§ EXERCISE DIRECTIONS: Reproduce the listing exactly, with no pictures in your copy.

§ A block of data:

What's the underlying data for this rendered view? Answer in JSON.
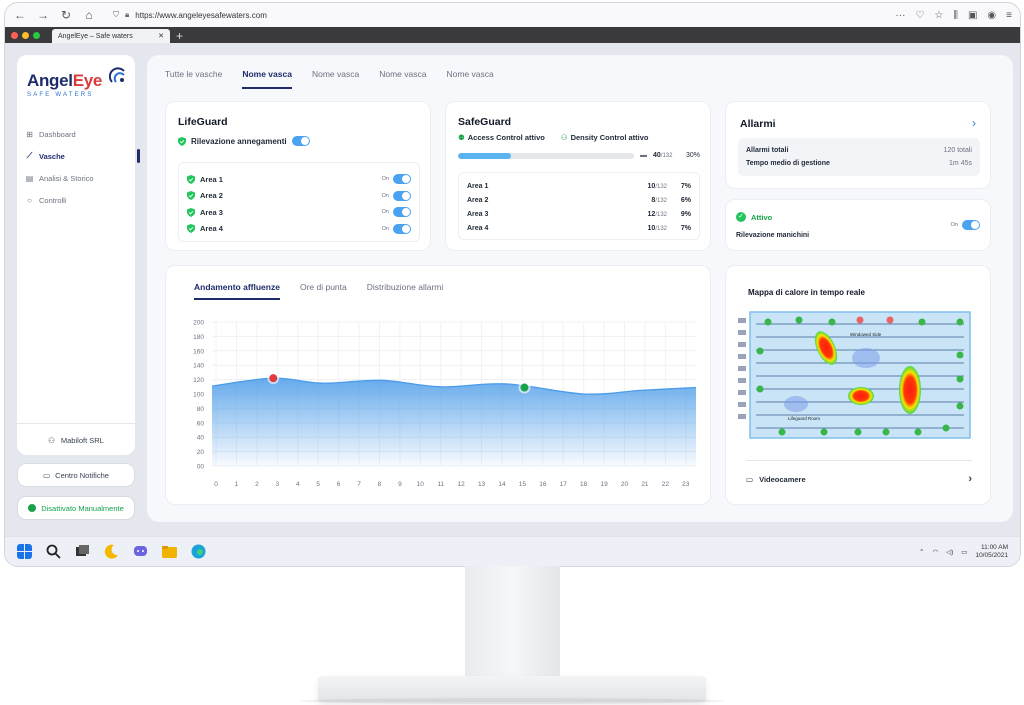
{
  "browser": {
    "url": "https://www.angeleyesafewaters.com",
    "tab_title": "AngelEye – Safe waters"
  },
  "brand": {
    "name_a": "Angel",
    "name_b": "Eye",
    "tagline": "SAFE WATERS",
    "colors": {
      "navy": "#1e2c6b",
      "accent": "#2b6fd4",
      "success": "#16a34a",
      "alert": "#e23b3b"
    }
  },
  "sidebar": {
    "items": [
      {
        "label": "Dashboard",
        "icon": "grid-icon"
      },
      {
        "label": "Vasche",
        "icon": "chart-icon"
      },
      {
        "label": "Analisi & Storico",
        "icon": "document-icon"
      },
      {
        "label": "Controlli",
        "icon": "circle-icon"
      }
    ],
    "company": "Mabiloft SRL",
    "notif_button": "Centro Notifiche",
    "status_button": "Disattivato Manualmente"
  },
  "main_tabs": [
    "Tutte le vasche",
    "Nome vasca",
    "Nome vasca",
    "Nome vasca",
    "Nome vasca"
  ],
  "lifeguard": {
    "title": "LifeGuard",
    "detection_label": "Rilevazione annegamenti",
    "on_label": "On",
    "areas": [
      "Area 1",
      "Area 2",
      "Area 3",
      "Area 4"
    ]
  },
  "safeguard": {
    "title": "SafeGuard",
    "access_label": "Access Control attivo",
    "density_label": "Density Control attivo",
    "occupancy": 40,
    "capacity_label": "/132",
    "occupancy_label": "40",
    "percent_label": "30%",
    "percent": 30,
    "areas": [
      {
        "label": "Area 1",
        "count": "10",
        "pct": "7%"
      },
      {
        "label": "Area 2",
        "count": "8",
        "pct": "6%"
      },
      {
        "label": "Area 3",
        "count": "12",
        "pct": "9%"
      },
      {
        "label": "Area 4",
        "count": "10",
        "pct": "7%"
      }
    ]
  },
  "alarms": {
    "title": "Allarmi",
    "total_label": "Allarmi totali",
    "total_value": "120 totali",
    "avg_label": "Tempo medio di gestione",
    "avg_value": "1m 45s"
  },
  "mannequin": {
    "status": "Attivo",
    "label": "Rilevazione manichini",
    "on_label": "On"
  },
  "chart_tabs": [
    "Andamento affluenze",
    "Ore di punta",
    "Distribuzione allarmi"
  ],
  "chart_data": {
    "type": "area",
    "x": [
      0,
      1,
      2,
      3,
      4,
      5,
      6,
      7,
      8,
      9,
      10,
      11,
      12,
      13,
      14,
      15,
      16,
      17,
      18,
      19,
      20,
      21,
      22,
      23
    ],
    "y_ticks": [
      "00",
      "20",
      "40",
      "60",
      "80",
      "100",
      "120",
      "140",
      "160",
      "180",
      "200"
    ],
    "ylim": [
      0,
      200
    ],
    "xlim": [
      -0.2,
      23.5
    ],
    "series": [
      {
        "points": [
          [
            -0.2,
            111
          ],
          [
            2.8,
            122
          ],
          [
            5.2,
            115
          ],
          [
            8.1,
            119
          ],
          [
            11,
            110
          ],
          [
            14.2,
            114
          ],
          [
            18,
            100
          ],
          [
            20.8,
            105
          ],
          [
            23.5,
            109
          ]
        ]
      }
    ],
    "markers": [
      {
        "x": 2.8,
        "y": 122,
        "color": "#e23b3b"
      },
      {
        "x": 15.1,
        "y": 109,
        "color": "#16a34a"
      }
    ],
    "grid": true,
    "line_color": "#4a9be8"
  },
  "heatmap": {
    "title": "Mappa di calore in tempo reale",
    "label_window": "Windowed Side",
    "label_room": "Lifeguard Room",
    "camera_label": "Videocamere"
  },
  "taskbar": {
    "time": "11:00 AM",
    "date": "10/05/2021"
  }
}
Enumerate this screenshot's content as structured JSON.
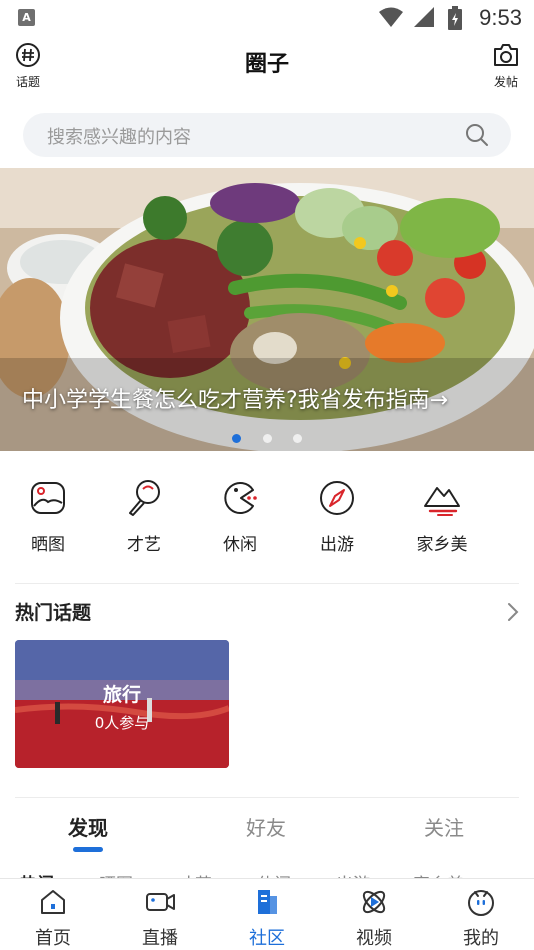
{
  "status_bar": {
    "notification_letter": "A",
    "time": "9:53"
  },
  "header": {
    "title": "圈子",
    "left_button_label": "话题",
    "right_button_label": "发帖"
  },
  "search": {
    "placeholder": "搜索感兴趣的内容"
  },
  "banner": {
    "caption": "中小学学生餐怎么吃才营养?我省发布指南→",
    "slide_count": 3,
    "active_slide": 0
  },
  "categories": [
    {
      "label": "晒图",
      "icon": "photo-icon"
    },
    {
      "label": "才艺",
      "icon": "talent-icon"
    },
    {
      "label": "休闲",
      "icon": "leisure-icon"
    },
    {
      "label": "出游",
      "icon": "compass-icon"
    },
    {
      "label": "家乡美",
      "icon": "mountain-icon"
    }
  ],
  "hot_topics": {
    "title": "热门话题",
    "cards": [
      {
        "title": "旅行",
        "subtitle": "0人参与"
      }
    ]
  },
  "feed_tabs": [
    {
      "label": "发现",
      "active": true
    },
    {
      "label": "好友",
      "active": false
    },
    {
      "label": "关注",
      "active": false
    }
  ],
  "sub_tabs": [
    "热门",
    "晒图",
    "才艺",
    "休闲",
    "出游",
    "家乡美"
  ],
  "bottom_nav": [
    {
      "label": "首页",
      "icon": "home-icon",
      "active": false
    },
    {
      "label": "直播",
      "icon": "live-icon",
      "active": false
    },
    {
      "label": "社区",
      "icon": "community-icon",
      "active": true
    },
    {
      "label": "视频",
      "icon": "video-icon",
      "active": false
    },
    {
      "label": "我的",
      "icon": "profile-icon",
      "active": false
    }
  ],
  "colors": {
    "accent": "#1e6fd9",
    "icon_red": "#d9252b"
  }
}
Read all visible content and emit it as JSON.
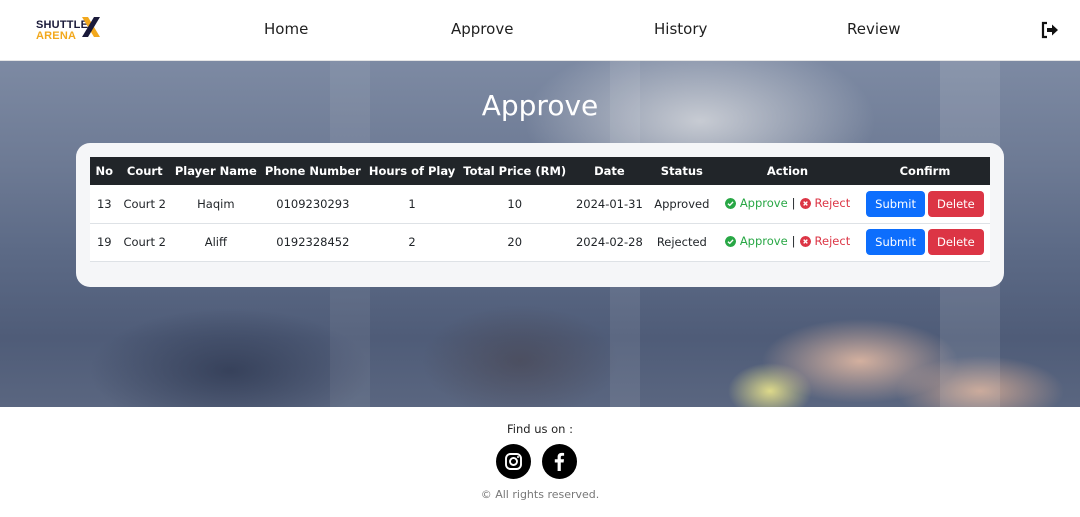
{
  "brand": {
    "line1": "SHUTTLE",
    "line2": "ARENA",
    "line1_color": "#1a1a3a",
    "line2_color": "#f2a81d"
  },
  "nav": [
    {
      "label": "Home"
    },
    {
      "label": "Approve"
    },
    {
      "label": "History"
    },
    {
      "label": "Review"
    }
  ],
  "header": {
    "logout_icon": "logout-icon"
  },
  "page": {
    "title": "Approve"
  },
  "table": {
    "columns": [
      "No",
      "Court",
      "Player Name",
      "Phone Number",
      "Hours of Play",
      "Total Price (RM)",
      "Date",
      "Status",
      "Action",
      "Confirm"
    ],
    "rows": [
      {
        "no": "13",
        "court": "Court 2",
        "player": "Haqim",
        "phone": "0109230293",
        "hours": "1",
        "price": "10",
        "date": "2024-01-31",
        "status": "Approved"
      },
      {
        "no": "19",
        "court": "Court 2",
        "player": "Aliff",
        "phone": "0192328452",
        "hours": "2",
        "price": "20",
        "date": "2024-02-28",
        "status": "Rejected"
      }
    ],
    "action_approve": "Approve",
    "action_separator": "|",
    "action_reject": "Reject",
    "submit_label": "Submit",
    "delete_label": "Delete"
  },
  "colors": {
    "approve": "#28a745",
    "reject": "#dc3545",
    "submit": "#0d6efd",
    "delete": "#dc3545",
    "table_header": "#212529"
  },
  "footer": {
    "find_us": "Find us on :",
    "social": [
      {
        "icon": "instagram-icon"
      },
      {
        "icon": "facebook-icon"
      }
    ],
    "copyright": "© All rights reserved."
  }
}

§ SOLUTION FOR THIS EXERCISE:
What's the underlying data for this rendered view? Answer in JSON.
{
  "browser": {
    "url": "https://www.angeleyesafewaters.com",
    "tab_title": "AngelEye – Safe waters"
  },
  "brand": {
    "name_a": "Angel",
    "name_b": "Eye",
    "tagline": "SAFE WATERS",
    "colors": {
      "navy": "#1e2c6b",
      "accent": "#2b6fd4",
      "success": "#16a34a",
      "alert": "#e23b3b"
    }
  },
  "sidebar": {
    "items": [
      {
        "label": "Dashboard",
        "icon": "grid-icon"
      },
      {
        "label": "Vasche",
        "icon": "chart-icon"
      },
      {
        "label": "Analisi & Storico",
        "icon": "document-icon"
      },
      {
        "label": "Controlli",
        "icon": "circle-icon"
      }
    ],
    "company": "Mabiloft SRL",
    "notif_button": "Centro Notifiche",
    "status_button": "Disattivato Manualmente"
  },
  "main_tabs": [
    "Tutte le vasche",
    "Nome vasca",
    "Nome vasca",
    "Nome vasca",
    "Nome vasca"
  ],
  "lifeguard": {
    "title": "LifeGuard",
    "detection_label": "Rilevazione annegamenti",
    "on_label": "On",
    "areas": [
      "Area 1",
      "Area 2",
      "Area 3",
      "Area 4"
    ]
  },
  "safeguard": {
    "title": "SafeGuard",
    "access_label": "Access Control attivo",
    "density_label": "Density Control attivo",
    "occupancy": 40,
    "capacity_label": "/132",
    "occupancy_label": "40",
    "percent_label": "30%",
    "percent": 30,
    "areas": [
      {
        "label": "Area 1",
        "count": "10",
        "pct": "7%"
      },
      {
        "label": "Area 2",
        "count": "8",
        "pct": "6%"
      },
      {
        "label": "Area 3",
        "count": "12",
        "pct": "9%"
      },
      {
        "label": "Area 4",
        "count": "10",
        "pct": "7%"
      }
    ]
  },
  "alarms": {
    "title": "Allarmi",
    "total_label": "Allarmi totali",
    "total_value": "120 totali",
    "avg_label": "Tempo medio di gestione",
    "avg_value": "1m 45s"
  },
  "mannequin": {
    "status": "Attivo",
    "label": "Rilevazione manichini",
    "on_label": "On"
  },
  "chart_tabs": [
    "Andamento affluenze",
    "Ore di punta",
    "Distribuzione allarmi"
  ],
  "chart_data": {
    "type": "area",
    "x": [
      0,
      1,
      2,
      3,
      4,
      5,
      6,
      7,
      8,
      9,
      10,
      11,
      12,
      13,
      14,
      15,
      16,
      17,
      18,
      19,
      20,
      21,
      22,
      23
    ],
    "y_ticks": [
      "00",
      "20",
      "40",
      "60",
      "80",
      "100",
      "120",
      "140",
      "160",
      "180",
      "200"
    ],
    "ylim": [
      0,
      200
    ],
    "xlim": [
      -0.2,
      23.5
    ],
    "series": [
      {
        "points": [
          [
            -0.2,
            111
          ],
          [
            2.8,
            122
          ],
          [
            5.2,
            115
          ],
          [
            8.1,
            119
          ],
          [
            11,
            110
          ],
          [
            14.2,
            114
          ],
          [
            18,
            100
          ],
          [
            20.8,
            105
          ],
          [
            23.5,
            109
          ]
        ]
      }
    ],
    "markers": [
      {
        "x": 2.8,
        "y": 122,
        "color": "#e23b3b"
      },
      {
        "x": 15.1,
        "y": 109,
        "color": "#16a34a"
      }
    ],
    "grid": true,
    "line_color": "#4a9be8"
  },
  "heatmap": {
    "title": "Mappa di calore in tempo reale",
    "label_window": "Windowed Side",
    "label_room": "Lifeguard Room",
    "camera_label": "Videocamere"
  },
  "taskbar": {
    "time": "11:00 AM",
    "date": "10/05/2021"
  }
}
Enumerate this screenshot's content as structured JSON.
{
  "status_bar": {
    "notification_letter": "A",
    "time": "9:53"
  },
  "header": {
    "title": "圈子",
    "left_button_label": "话题",
    "right_button_label": "发帖"
  },
  "search": {
    "placeholder": "搜索感兴趣的内容"
  },
  "banner": {
    "caption": "中小学学生餐怎么吃才营养?我省发布指南→",
    "slide_count": 3,
    "active_slide": 0
  },
  "categories": [
    {
      "label": "晒图",
      "icon": "photo-icon"
    },
    {
      "label": "才艺",
      "icon": "talent-icon"
    },
    {
      "label": "休闲",
      "icon": "leisure-icon"
    },
    {
      "label": "出游",
      "icon": "compass-icon"
    },
    {
      "label": "家乡美",
      "icon": "mountain-icon"
    }
  ],
  "hot_topics": {
    "title": "热门话题",
    "cards": [
      {
        "title": "旅行",
        "subtitle": "0人参与"
      }
    ]
  },
  "feed_tabs": [
    {
      "label": "发现",
      "active": true
    },
    {
      "label": "好友",
      "active": false
    },
    {
      "label": "关注",
      "active": false
    }
  ],
  "sub_tabs": [
    "热门",
    "晒图",
    "才艺",
    "休闲",
    "出游",
    "家乡美"
  ],
  "bottom_nav": [
    {
      "label": "首页",
      "icon": "home-icon",
      "active": false
    },
    {
      "label": "直播",
      "icon": "live-icon",
      "active": false
    },
    {
      "label": "社区",
      "icon": "community-icon",
      "active": true
    },
    {
      "label": "视频",
      "icon": "video-icon",
      "active": false
    },
    {
      "label": "我的",
      "icon": "profile-icon",
      "active": false
    }
  ],
  "colors": {
    "accent": "#1e6fd9",
    "icon_red": "#d9252b"
  }
}
Read all visible content and emit it as JSON.
{
  "brand": {
    "line1": "SHUTTLE",
    "line2": "ARENA",
    "line1_color": "#1a1a3a",
    "line2_color": "#f2a81d"
  },
  "nav": [
    {
      "label": "Home"
    },
    {
      "label": "Approve"
    },
    {
      "label": "History"
    },
    {
      "label": "Review"
    }
  ],
  "header": {
    "logout_icon": "logout-icon"
  },
  "page": {
    "title": "Approve"
  },
  "table": {
    "columns": [
      "No",
      "Court",
      "Player Name",
      "Phone Number",
      "Hours of Play",
      "Total Price (RM)",
      "Date",
      "Status",
      "Action",
      "Confirm"
    ],
    "rows": [
      {
        "no": "13",
        "court": "Court 2",
        "player": "Haqim",
        "phone": "0109230293",
        "hours": "1",
        "price": "10",
        "date": "2024-01-31",
        "status": "Approved"
      },
      {
        "no": "19",
        "court": "Court 2",
        "player": "Aliff",
        "phone": "0192328452",
        "hours": "2",
        "price": "20",
        "date": "2024-02-28",
        "status": "Rejected"
      }
    ],
    "action_approve": "Approve",
    "action_separator": "|",
    "action_reject": "Reject",
    "submit_label": "Submit",
    "delete_label": "Delete"
  },
  "colors": {
    "approve": "#28a745",
    "reject": "#dc3545",
    "submit": "#0d6efd",
    "delete": "#dc3545",
    "table_header": "#212529"
  },
  "footer": {
    "find_us": "Find us on :",
    "social": [
      {
        "icon": "instagram-icon"
      },
      {
        "icon": "facebook-icon"
      }
    ],
    "copyright": "© All rights reserved."
  }
}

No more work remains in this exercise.